▶ [Required work] Output the data word for word, dropping every image.

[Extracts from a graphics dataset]
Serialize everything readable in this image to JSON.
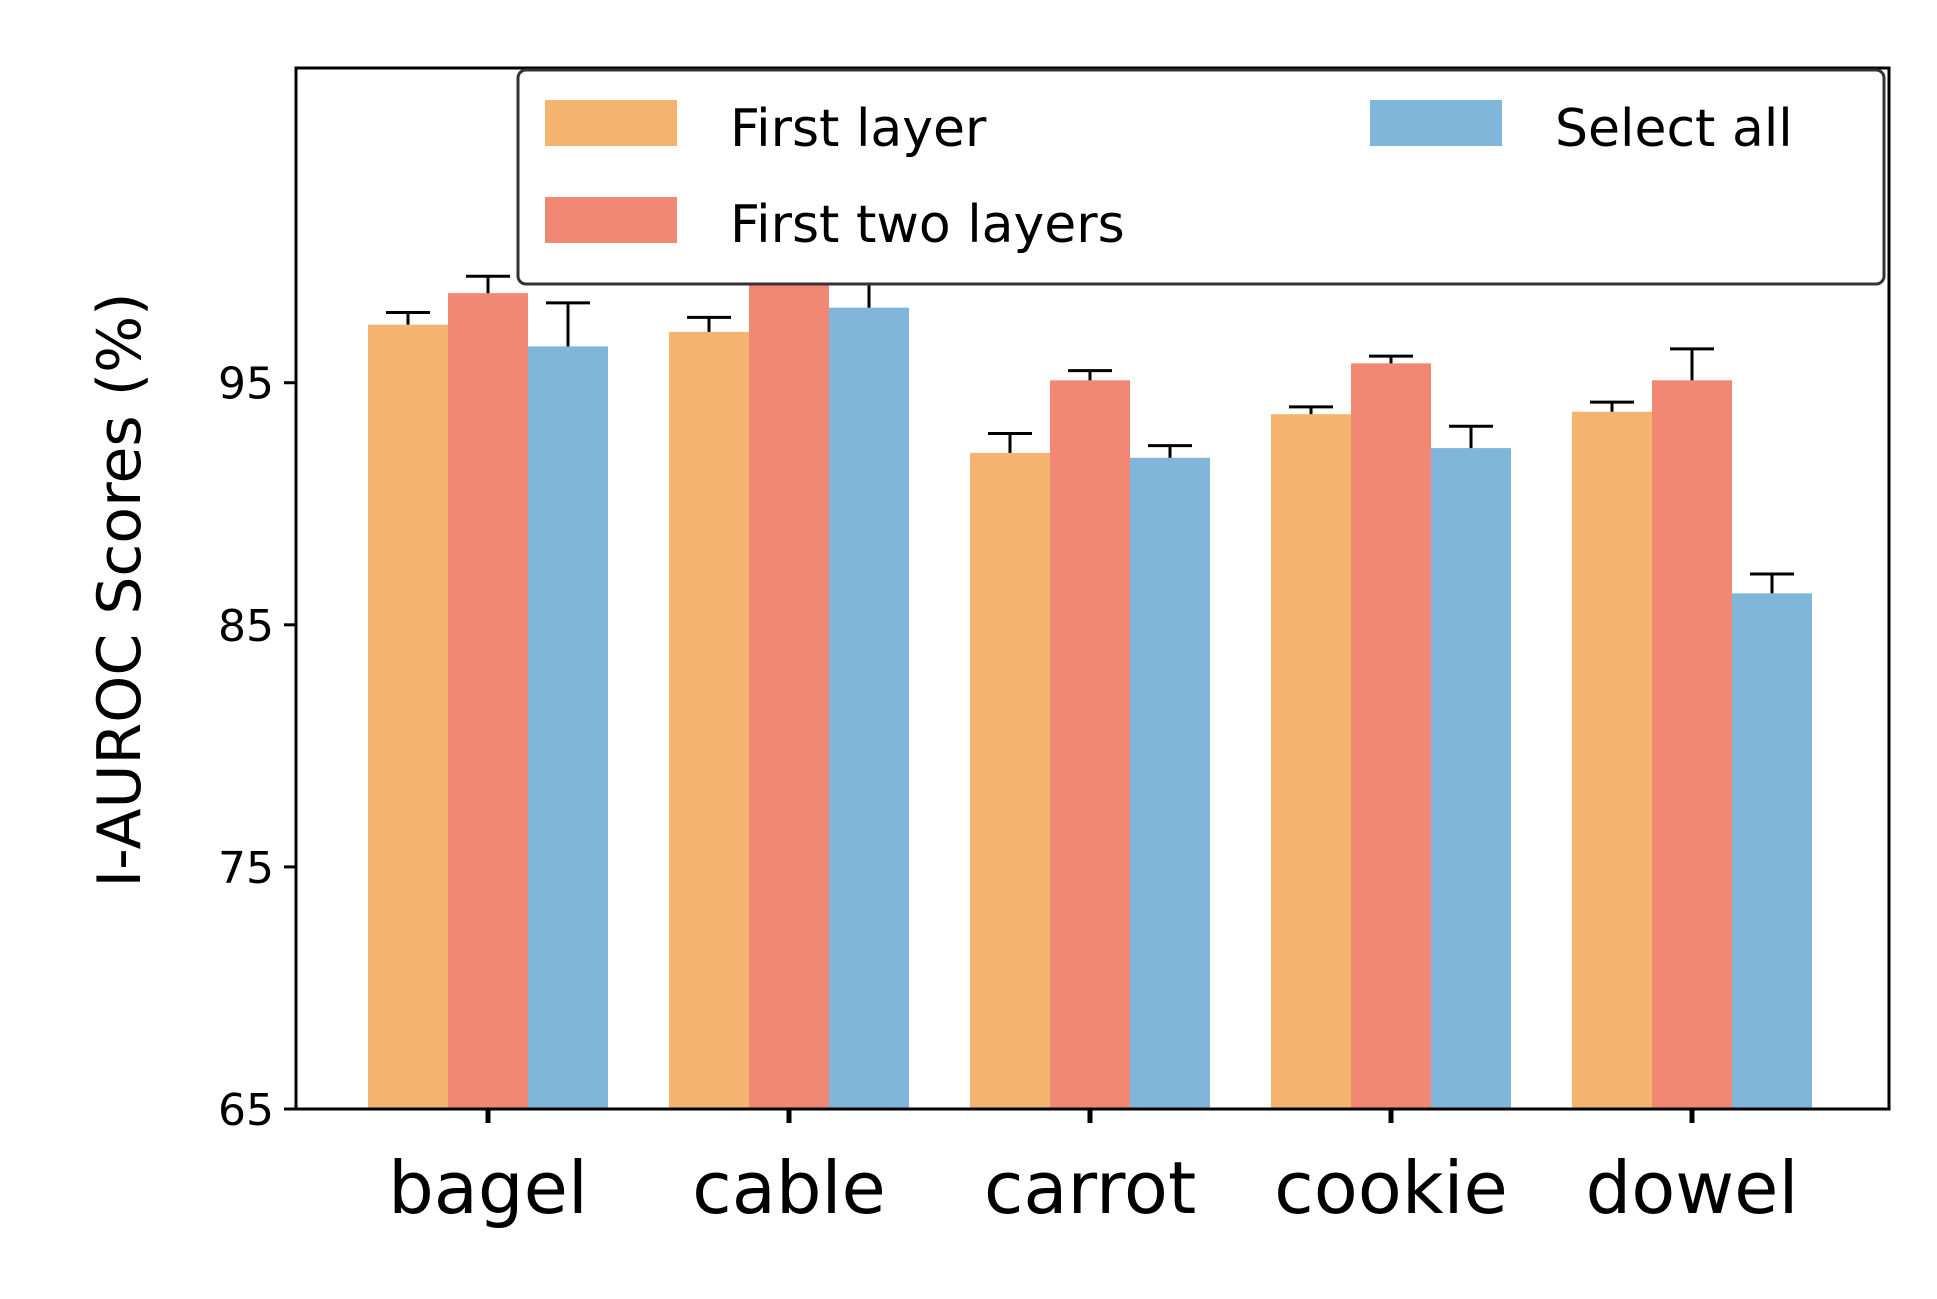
{
  "chart_data": {
    "type": "bar",
    "title": "",
    "xlabel": "",
    "ylabel": "I-AUROC Scores (%)",
    "ylim": [
      65,
      108
    ],
    "yticks": [
      65,
      75,
      85,
      95
    ],
    "grid": false,
    "legend_position": "top-right",
    "categories": [
      "bagel",
      "cable",
      "carrot",
      "cookie",
      "dowel"
    ],
    "series": [
      {
        "name": "First layer",
        "color": "#F4B36E",
        "values": [
          97.4,
          97.1,
          92.1,
          93.7,
          93.8
        ],
        "errors": [
          0.5,
          0.6,
          0.8,
          0.3,
          0.4
        ]
      },
      {
        "name": "First two layers",
        "color": "#F08873",
        "values": [
          98.7,
          99.8,
          95.1,
          95.8,
          95.1
        ],
        "errors": [
          0.7,
          0.2,
          0.4,
          0.3,
          1.3
        ]
      },
      {
        "name": "Select all",
        "color": "#80B6D9",
        "values": [
          96.5,
          98.1,
          91.9,
          92.3,
          86.3
        ],
        "errors": [
          1.8,
          1.4,
          0.5,
          0.9,
          0.8
        ]
      }
    ]
  }
}
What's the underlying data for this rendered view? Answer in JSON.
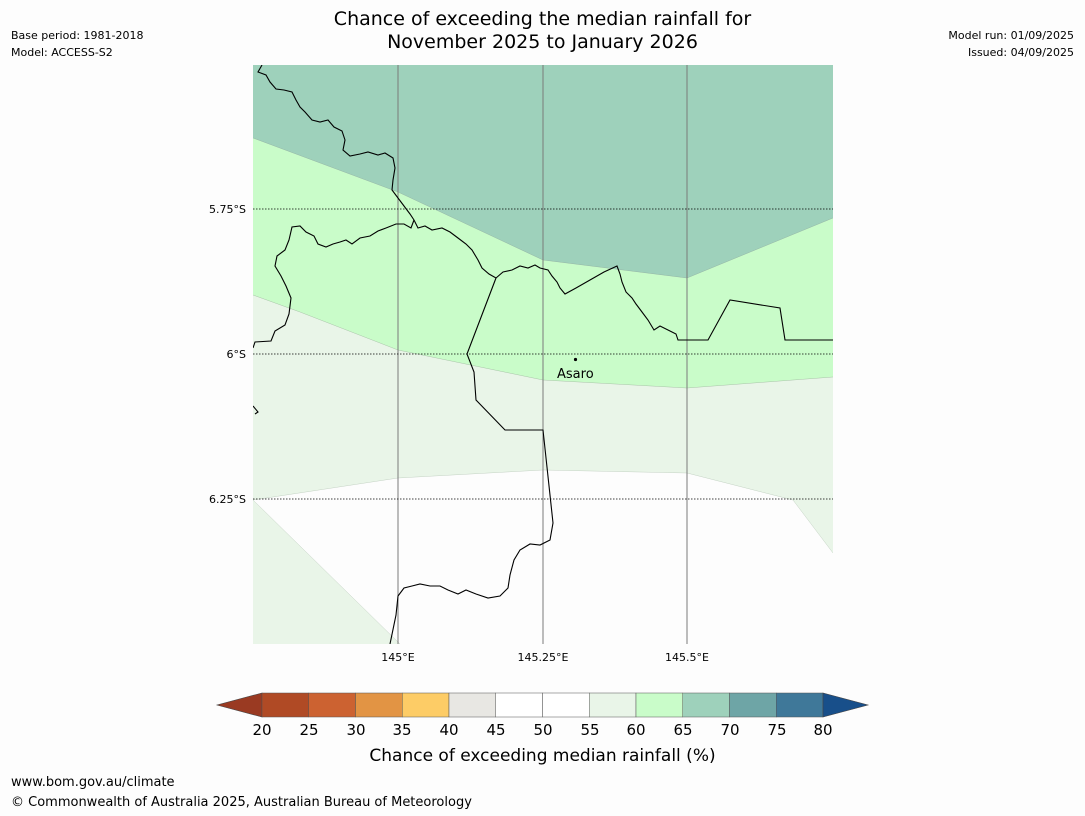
{
  "title_line1": "Chance of exceeding the median rainfall for",
  "title_line2": "November 2025 to January 2026",
  "base_period": "Base period: 1981-2018",
  "model": "Model: ACCESS-S2",
  "model_run": "Model run: 01/09/2025",
  "issued": "Issued: 04/09/2025",
  "map": {
    "lat_labels": [
      "5.75°S",
      "6°S",
      "6.25°S"
    ],
    "lon_labels": [
      "145°E",
      "145.25°E",
      "145.5°E"
    ],
    "place": "Asaro"
  },
  "colorbar": {
    "ticks": [
      "20",
      "25",
      "30",
      "35",
      "40",
      "45",
      "50",
      "55",
      "60",
      "65",
      "70",
      "75",
      "80"
    ],
    "colors": {
      "lt20": "#9a3a22",
      "20-25": "#b04a25",
      "25-30": "#cc6231",
      "30-35": "#e29444",
      "35-40": "#fdcc66",
      "40-45": "#e8e7e3",
      "45-50": "#ffffff",
      "50-55": "#ffffff",
      "55-60": "#e9f5e8",
      "60-65": "#c9fcc9",
      "65-70": "#9ed1bb",
      "70-75": "#6ea5a6",
      "75-80": "#3f7899",
      "gt80": "#184f8a"
    },
    "title": "Chance of exceeding median rainfall (%)"
  },
  "footer_url": "www.bom.gov.au/climate",
  "footer_copyright": "© Commonwealth of Australia 2025, Australian Bureau of Meteorology"
}
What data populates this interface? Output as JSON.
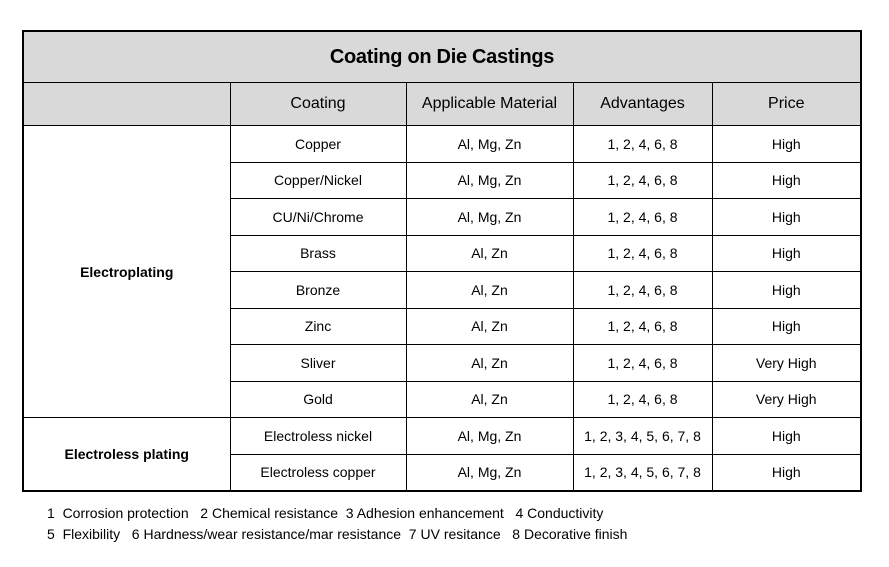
{
  "title": "Coating on Die Castings",
  "columns": [
    "",
    "Coating",
    "Applicable  Material",
    "Advantages",
    "Price"
  ],
  "groups": [
    {
      "name": "Electroplating",
      "rows": [
        {
          "coating": "Copper",
          "material": "Al, Mg, Zn",
          "advantages": "1, 2, 4, 6, 8",
          "price": "High"
        },
        {
          "coating": "Copper/Nickel",
          "material": "Al, Mg, Zn",
          "advantages": "1, 2, 4, 6, 8",
          "price": "High"
        },
        {
          "coating": "CU/Ni/Chrome",
          "material": "Al, Mg, Zn",
          "advantages": "1, 2, 4, 6, 8",
          "price": "High"
        },
        {
          "coating": "Brass",
          "material": "Al, Zn",
          "advantages": "1, 2, 4, 6, 8",
          "price": "High"
        },
        {
          "coating": "Bronze",
          "material": "Al, Zn",
          "advantages": "1, 2, 4, 6, 8",
          "price": "High"
        },
        {
          "coating": "Zinc",
          "material": "Al, Zn",
          "advantages": "1, 2, 4, 6, 8",
          "price": "High"
        },
        {
          "coating": "Sliver",
          "material": "Al, Zn",
          "advantages": "1, 2, 4, 6, 8",
          "price": "Very High"
        },
        {
          "coating": "Gold",
          "material": "Al, Zn",
          "advantages": "1, 2, 4, 6, 8",
          "price": "Very High"
        }
      ]
    },
    {
      "name": "Electroless plating",
      "rows": [
        {
          "coating": "Electroless nickel",
          "material": "Al, Mg, Zn",
          "advantages": "1, 2, 3, 4, 5, 6, 7, 8",
          "price": "High"
        },
        {
          "coating": "Electroless copper",
          "material": "Al, Mg, Zn",
          "advantages": "1, 2, 3, 4, 5, 6, 7, 8",
          "price": "High"
        }
      ]
    }
  ],
  "legend": {
    "line1": "1  Corrosion protection   2 Chemical resistance  3 Adhesion enhancement   4 Conductivity",
    "line2": "5  Flexibility   6 Hardness/wear resistance/mar resistance  7 UV resitance   8 Decorative finish"
  }
}
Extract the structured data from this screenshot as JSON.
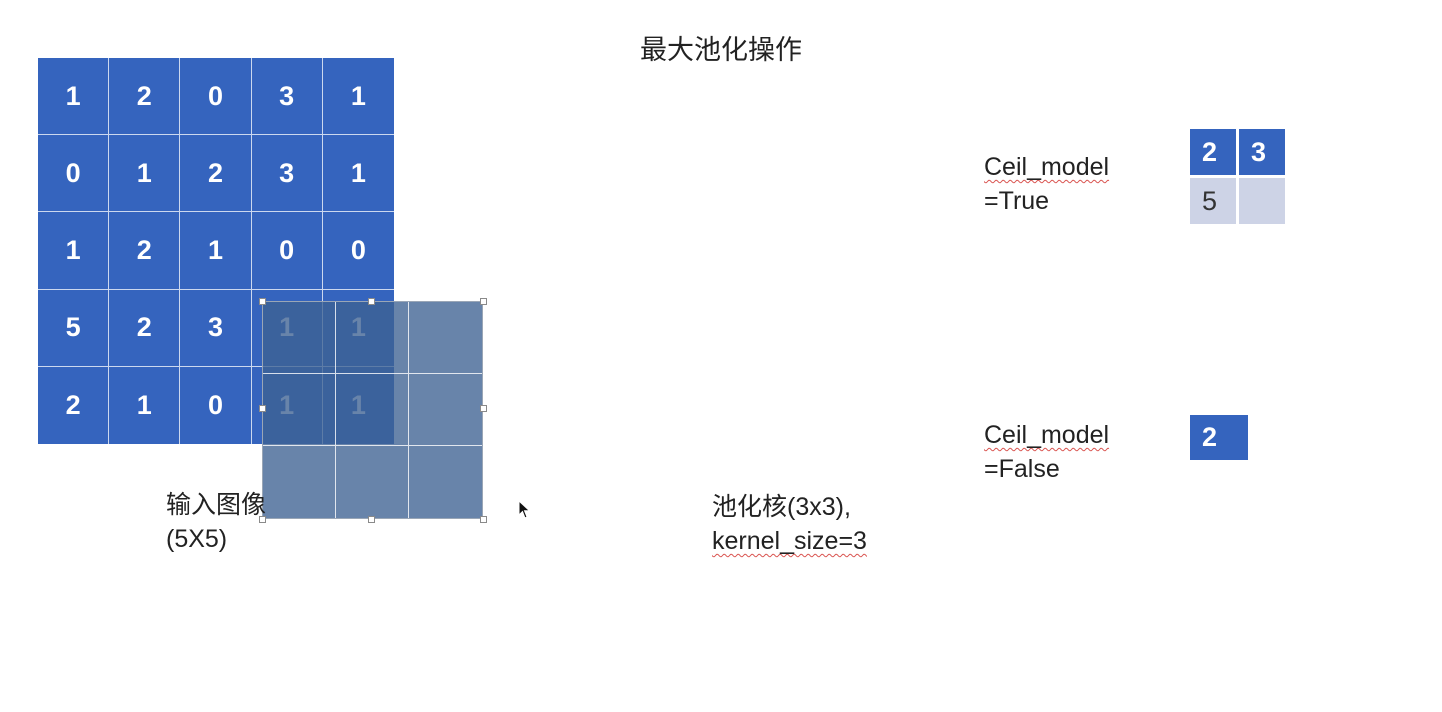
{
  "title": "最大池化操作",
  "input_matrix": [
    [
      "1",
      "2",
      "0",
      "3",
      "1"
    ],
    [
      "0",
      "1",
      "2",
      "3",
      "1"
    ],
    [
      "1",
      "2",
      "1",
      "0",
      "0"
    ],
    [
      "5",
      "2",
      "3",
      "1",
      "1"
    ],
    [
      "2",
      "1",
      "0",
      "1",
      "1"
    ]
  ],
  "input_label": {
    "line1": "输入图像",
    "line2": "(5X5)"
  },
  "kernel_label": {
    "line1": "池化核(3x3),",
    "line2": "kernel_size=3"
  },
  "ceil_true": {
    "line1": "Ceil_model",
    "line2": "=True",
    "grid": [
      [
        "2",
        "3"
      ],
      [
        "5",
        ""
      ]
    ]
  },
  "ceil_false": {
    "line1": "Ceil_model",
    "line2": "=False",
    "grid": [
      [
        "2"
      ]
    ]
  },
  "colors": {
    "matrix_blue": "#3564be",
    "kernel_overlay": "#3e6292",
    "empty_cell": "#cdd3e6"
  }
}
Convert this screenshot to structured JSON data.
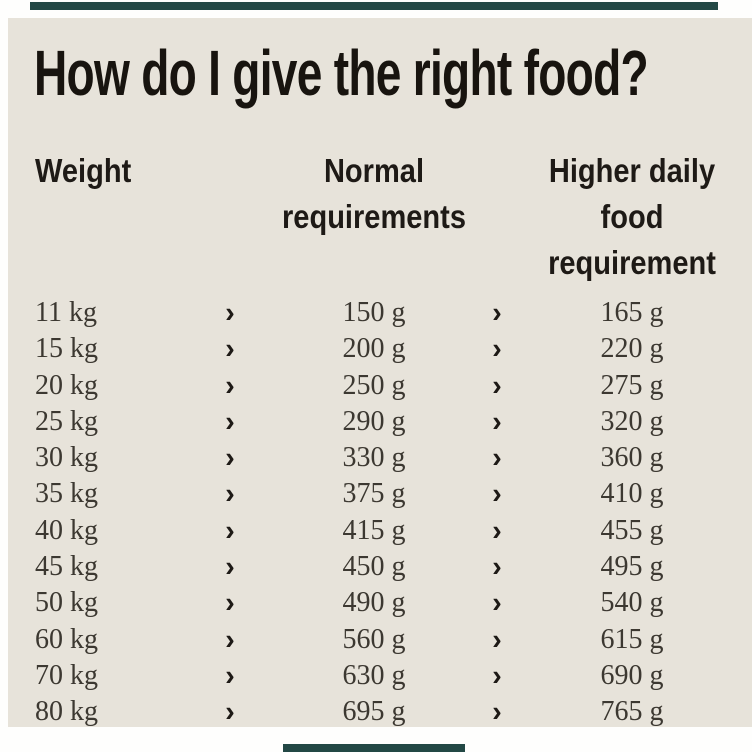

▶ [Solution to this task]
Serialize everything readable in this image to JSON.
{
  "chart_data": {
    "type": "bar",
    "title": "",
    "xlabel": "",
    "ylabel": "I-AUROC Scores (%)",
    "ylim": [
      65,
      108
    ],
    "yticks": [
      65,
      75,
      85,
      95
    ],
    "grid": false,
    "legend_position": "top-right",
    "categories": [
      "bagel",
      "cable",
      "carrot",
      "cookie",
      "dowel"
    ],
    "series": [
      {
        "name": "First layer",
        "color": "#F4B36E",
        "values": [
          97.4,
          97.1,
          92.1,
          93.7,
          93.8
        ],
        "errors": [
          0.5,
          0.6,
          0.8,
          0.3,
          0.4
        ]
      },
      {
        "name": "First two layers",
        "color": "#F08873",
        "values": [
          98.7,
          99.8,
          95.1,
          95.8,
          95.1
        ],
        "errors": [
          0.7,
          0.2,
          0.4,
          0.3,
          1.3
        ]
      },
      {
        "name": "Select all",
        "color": "#80B6D9",
        "values": [
          96.5,
          98.1,
          91.9,
          92.3,
          86.3
        ],
        "errors": [
          1.8,
          1.4,
          0.5,
          0.9,
          0.8
        ]
      }
    ]
  }
}
What's the underlying data for this rendered view? Answer in JSON.
{
  "title_line1": "Chance of exceeding the median rainfall for",
  "title_line2": "November 2025 to January 2026",
  "base_period": "Base period: 1981-2018",
  "model": "Model: ACCESS-S2",
  "model_run": "Model run: 01/09/2025",
  "issued": "Issued: 04/09/2025",
  "map": {
    "lat_labels": [
      "5.75°S",
      "6°S",
      "6.25°S"
    ],
    "lon_labels": [
      "145°E",
      "145.25°E",
      "145.5°E"
    ],
    "place": "Asaro"
  },
  "colorbar": {
    "ticks": [
      "20",
      "25",
      "30",
      "35",
      "40",
      "45",
      "50",
      "55",
      "60",
      "65",
      "70",
      "75",
      "80"
    ],
    "colors": {
      "lt20": "#9a3a22",
      "20-25": "#b04a25",
      "25-30": "#cc6231",
      "30-35": "#e29444",
      "35-40": "#fdcc66",
      "40-45": "#e8e7e3",
      "45-50": "#ffffff",
      "50-55": "#ffffff",
      "55-60": "#e9f5e8",
      "60-65": "#c9fcc9",
      "65-70": "#9ed1bb",
      "70-75": "#6ea5a6",
      "75-80": "#3f7899",
      "gt80": "#184f8a"
    },
    "title": "Chance of exceeding median rainfall (%)"
  },
  "footer_url": "www.bom.gov.au/climate",
  "footer_copyright": "© Commonwealth of Australia 2025, Australian Bureau of Meteorology"
}
What data populates this interface? Output as JSON.
{
  "title": "Coating on Die Castings",
  "columns": [
    "",
    "Coating",
    "Applicable  Material",
    "Advantages",
    "Price"
  ],
  "groups": [
    {
      "name": "Electroplating",
      "rows": [
        {
          "coating": "Copper",
          "material": "Al, Mg, Zn",
          "advantages": "1, 2, 4, 6, 8",
          "price": "High"
        },
        {
          "coating": "Copper/Nickel",
          "material": "Al, Mg, Zn",
          "advantages": "1, 2, 4, 6, 8",
          "price": "High"
        },
        {
          "coating": "CU/Ni/Chrome",
          "material": "Al, Mg, Zn",
          "advantages": "1, 2, 4, 6, 8",
          "price": "High"
        },
        {
          "coating": "Brass",
          "material": "Al, Zn",
          "advantages": "1, 2, 4, 6, 8",
          "price": "High"
        },
        {
          "coating": "Bronze",
          "material": "Al, Zn",
          "advantages": "1, 2, 4, 6, 8",
          "price": "High"
        },
        {
          "coating": "Zinc",
          "material": "Al, Zn",
          "advantages": "1, 2, 4, 6, 8",
          "price": "High"
        },
        {
          "coating": "Sliver",
          "material": "Al, Zn",
          "advantages": "1, 2, 4, 6, 8",
          "price": "Very High"
        },
        {
          "coating": "Gold",
          "material": "Al, Zn",
          "advantages": "1, 2, 4, 6, 8",
          "price": "Very High"
        }
      ]
    },
    {
      "name": "Electroless plating",
      "rows": [
        {
          "coating": "Electroless nickel",
          "material": "Al, Mg, Zn",
          "advantages": "1, 2, 3, 4, 5, 6, 7, 8",
          "price": "High"
        },
        {
          "coating": "Electroless copper",
          "material": "Al, Mg, Zn",
          "advantages": "1, 2, 3, 4, 5, 6, 7, 8",
          "price": "High"
        }
      ]
    }
  ],
  "legend": {
    "line1": "1  Corrosion protection   2 Chemical resistance  3 Adhesion enhancement   4 Conductivity",
    "line2": "5  Flexibility   6 Hardness/wear resistance/mar resistance  7 UV resitance   8 Decorative finish"
  }
}
Extract the structured data from this screenshot as JSON.
{
  "title": "最大池化操作",
  "input_matrix": [
    [
      "1",
      "2",
      "0",
      "3",
      "1"
    ],
    [
      "0",
      "1",
      "2",
      "3",
      "1"
    ],
    [
      "1",
      "2",
      "1",
      "0",
      "0"
    ],
    [
      "5",
      "2",
      "3",
      "1",
      "1"
    ],
    [
      "2",
      "1",
      "0",
      "1",
      "1"
    ]
  ],
  "input_label": {
    "line1": "输入图像",
    "line2": "(5X5)"
  },
  "kernel_label": {
    "line1": "池化核(3x3),",
    "line2": "kernel_size=3"
  },
  "ceil_true": {
    "line1": "Ceil_model",
    "line2": "=True",
    "grid": [
      [
        "2",
        "3"
      ],
      [
        "5",
        ""
      ]
    ]
  },
  "ceil_false": {
    "line1": "Ceil_model",
    "line2": "=False",
    "grid": [
      [
        "2"
      ]
    ]
  },
  "colors": {
    "matrix_blue": "#3564be",
    "kernel_overlay": "#3e6292",
    "empty_cell": "#cdd3e6"
  }
}
Convert this screenshot to structured JSON data.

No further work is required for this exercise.